─── Supplied records
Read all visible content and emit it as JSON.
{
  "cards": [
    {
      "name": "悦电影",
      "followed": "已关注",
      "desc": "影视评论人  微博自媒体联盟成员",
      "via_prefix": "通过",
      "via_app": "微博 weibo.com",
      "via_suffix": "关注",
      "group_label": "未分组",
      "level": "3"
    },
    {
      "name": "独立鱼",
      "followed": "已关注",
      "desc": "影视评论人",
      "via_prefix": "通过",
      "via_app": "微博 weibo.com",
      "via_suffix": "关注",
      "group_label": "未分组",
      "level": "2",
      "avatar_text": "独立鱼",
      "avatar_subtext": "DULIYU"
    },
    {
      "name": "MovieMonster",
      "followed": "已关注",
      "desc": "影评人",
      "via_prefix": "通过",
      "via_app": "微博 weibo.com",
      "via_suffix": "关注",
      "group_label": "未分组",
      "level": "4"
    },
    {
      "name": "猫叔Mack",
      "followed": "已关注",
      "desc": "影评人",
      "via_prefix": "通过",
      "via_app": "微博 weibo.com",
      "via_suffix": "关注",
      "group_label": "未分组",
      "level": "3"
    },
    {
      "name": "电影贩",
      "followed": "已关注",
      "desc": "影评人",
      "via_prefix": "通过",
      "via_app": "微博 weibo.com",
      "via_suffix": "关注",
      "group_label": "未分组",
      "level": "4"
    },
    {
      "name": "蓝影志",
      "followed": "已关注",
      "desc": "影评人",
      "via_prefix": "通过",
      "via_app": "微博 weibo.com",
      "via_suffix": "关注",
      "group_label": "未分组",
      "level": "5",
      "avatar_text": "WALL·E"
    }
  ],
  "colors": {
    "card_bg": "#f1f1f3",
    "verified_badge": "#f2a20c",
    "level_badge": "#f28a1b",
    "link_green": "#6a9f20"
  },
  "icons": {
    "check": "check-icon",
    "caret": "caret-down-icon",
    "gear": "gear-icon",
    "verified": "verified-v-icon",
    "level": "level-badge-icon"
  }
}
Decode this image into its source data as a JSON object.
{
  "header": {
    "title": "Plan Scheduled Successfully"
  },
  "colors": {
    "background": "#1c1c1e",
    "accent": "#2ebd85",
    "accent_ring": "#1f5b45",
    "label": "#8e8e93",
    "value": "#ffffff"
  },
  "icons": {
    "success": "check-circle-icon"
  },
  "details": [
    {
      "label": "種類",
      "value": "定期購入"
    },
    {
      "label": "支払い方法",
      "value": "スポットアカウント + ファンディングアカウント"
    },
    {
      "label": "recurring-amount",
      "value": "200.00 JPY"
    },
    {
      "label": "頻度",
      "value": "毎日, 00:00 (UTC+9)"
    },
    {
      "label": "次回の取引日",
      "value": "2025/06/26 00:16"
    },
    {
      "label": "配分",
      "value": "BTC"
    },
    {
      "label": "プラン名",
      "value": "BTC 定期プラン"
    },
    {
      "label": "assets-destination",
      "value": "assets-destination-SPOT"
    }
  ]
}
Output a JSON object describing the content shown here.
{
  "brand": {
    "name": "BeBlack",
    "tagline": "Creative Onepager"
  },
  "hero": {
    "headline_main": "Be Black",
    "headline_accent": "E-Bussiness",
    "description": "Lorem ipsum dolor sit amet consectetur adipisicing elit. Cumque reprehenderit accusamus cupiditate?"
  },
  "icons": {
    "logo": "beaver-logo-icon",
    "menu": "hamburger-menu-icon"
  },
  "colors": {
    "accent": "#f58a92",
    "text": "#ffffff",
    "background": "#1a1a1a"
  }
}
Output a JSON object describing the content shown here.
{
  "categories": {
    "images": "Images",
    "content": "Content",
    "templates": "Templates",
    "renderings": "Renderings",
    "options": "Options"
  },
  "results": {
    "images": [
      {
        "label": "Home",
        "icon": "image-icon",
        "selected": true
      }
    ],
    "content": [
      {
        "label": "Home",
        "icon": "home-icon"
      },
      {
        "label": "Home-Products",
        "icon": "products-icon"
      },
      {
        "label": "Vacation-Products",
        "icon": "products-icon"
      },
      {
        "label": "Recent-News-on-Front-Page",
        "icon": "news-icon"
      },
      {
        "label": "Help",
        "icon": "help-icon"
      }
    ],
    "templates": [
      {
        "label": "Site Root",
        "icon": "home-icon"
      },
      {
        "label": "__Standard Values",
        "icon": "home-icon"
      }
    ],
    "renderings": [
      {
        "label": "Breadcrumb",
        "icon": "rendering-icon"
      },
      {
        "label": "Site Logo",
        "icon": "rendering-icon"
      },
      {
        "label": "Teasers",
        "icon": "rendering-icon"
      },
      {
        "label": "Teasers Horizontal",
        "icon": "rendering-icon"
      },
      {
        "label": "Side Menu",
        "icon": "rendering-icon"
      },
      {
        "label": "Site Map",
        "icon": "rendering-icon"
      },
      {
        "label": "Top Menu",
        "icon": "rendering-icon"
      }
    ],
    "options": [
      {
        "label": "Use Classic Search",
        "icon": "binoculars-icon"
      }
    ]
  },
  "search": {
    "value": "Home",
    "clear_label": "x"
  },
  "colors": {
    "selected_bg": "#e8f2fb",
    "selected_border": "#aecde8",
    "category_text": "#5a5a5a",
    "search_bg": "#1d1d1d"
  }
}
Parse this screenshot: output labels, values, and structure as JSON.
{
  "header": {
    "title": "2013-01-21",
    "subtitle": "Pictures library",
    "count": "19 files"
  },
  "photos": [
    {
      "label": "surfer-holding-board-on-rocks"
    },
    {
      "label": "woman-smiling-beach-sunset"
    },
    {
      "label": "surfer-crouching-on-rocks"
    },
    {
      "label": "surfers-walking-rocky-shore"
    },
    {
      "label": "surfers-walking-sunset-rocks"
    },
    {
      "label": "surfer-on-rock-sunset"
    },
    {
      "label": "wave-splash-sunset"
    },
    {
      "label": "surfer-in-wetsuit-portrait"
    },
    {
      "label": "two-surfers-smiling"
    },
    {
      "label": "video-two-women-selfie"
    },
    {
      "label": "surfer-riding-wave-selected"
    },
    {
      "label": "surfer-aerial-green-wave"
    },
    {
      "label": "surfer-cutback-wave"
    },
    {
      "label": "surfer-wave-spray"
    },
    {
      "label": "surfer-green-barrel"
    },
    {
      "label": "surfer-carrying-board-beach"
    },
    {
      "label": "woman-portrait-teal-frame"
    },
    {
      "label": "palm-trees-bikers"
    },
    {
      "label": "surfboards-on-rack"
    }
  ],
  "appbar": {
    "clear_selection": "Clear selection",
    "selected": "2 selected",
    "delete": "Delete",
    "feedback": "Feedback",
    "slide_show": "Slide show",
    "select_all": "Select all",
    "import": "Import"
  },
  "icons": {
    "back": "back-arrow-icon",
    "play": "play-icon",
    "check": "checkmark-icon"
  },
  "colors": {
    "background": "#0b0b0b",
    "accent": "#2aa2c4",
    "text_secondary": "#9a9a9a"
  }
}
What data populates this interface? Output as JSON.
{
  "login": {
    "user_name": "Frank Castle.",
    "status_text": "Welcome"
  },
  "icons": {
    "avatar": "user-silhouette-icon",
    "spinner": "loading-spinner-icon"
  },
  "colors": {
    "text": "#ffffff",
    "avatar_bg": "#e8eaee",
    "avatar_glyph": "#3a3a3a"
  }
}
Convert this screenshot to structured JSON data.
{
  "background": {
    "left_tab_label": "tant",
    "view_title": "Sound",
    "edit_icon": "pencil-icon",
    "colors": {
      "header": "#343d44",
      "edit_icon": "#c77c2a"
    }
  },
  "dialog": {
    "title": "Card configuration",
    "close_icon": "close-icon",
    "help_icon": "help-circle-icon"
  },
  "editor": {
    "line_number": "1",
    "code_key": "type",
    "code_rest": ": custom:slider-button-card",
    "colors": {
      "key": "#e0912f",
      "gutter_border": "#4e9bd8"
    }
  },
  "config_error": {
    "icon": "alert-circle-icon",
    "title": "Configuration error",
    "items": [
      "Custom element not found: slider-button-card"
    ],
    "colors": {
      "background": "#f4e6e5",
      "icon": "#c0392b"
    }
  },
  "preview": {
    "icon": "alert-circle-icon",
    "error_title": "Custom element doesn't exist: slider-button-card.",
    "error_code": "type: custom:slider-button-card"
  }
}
──────
The answer consists only of the lines from the one containing "Convert this screenshot" to the end of the records, each written out exactly.

Exercise result →
Convert this screenshot to structured JSON data.
{
  "background": {
    "left_tab_label": "tant",
    "view_title": "Sound",
    "edit_icon": "pencil-icon",
    "colors": {
      "header": "#343d44",
      "edit_icon": "#c77c2a"
    }
  },
  "dialog": {
    "title": "Card configuration",
    "close_icon": "close-icon",
    "help_icon": "help-circle-icon"
  },
  "editor": {
    "line_number": "1",
    "code_key": "type",
    "code_rest": ": custom:slider-button-card",
    "colors": {
      "key": "#e0912f",
      "gutter_border": "#4e9bd8"
    }
  },
  "config_error": {
    "icon": "alert-circle-icon",
    "title": "Configuration error",
    "items": [
      "Custom element not found: slider-button-card"
    ],
    "colors": {
      "background": "#f4e6e5",
      "icon": "#c0392b"
    }
  },
  "preview": {
    "icon": "alert-circle-icon",
    "error_title": "Custom element doesn't exist: slider-button-card.",
    "error_code": "type: custom:slider-button-card"
  }
}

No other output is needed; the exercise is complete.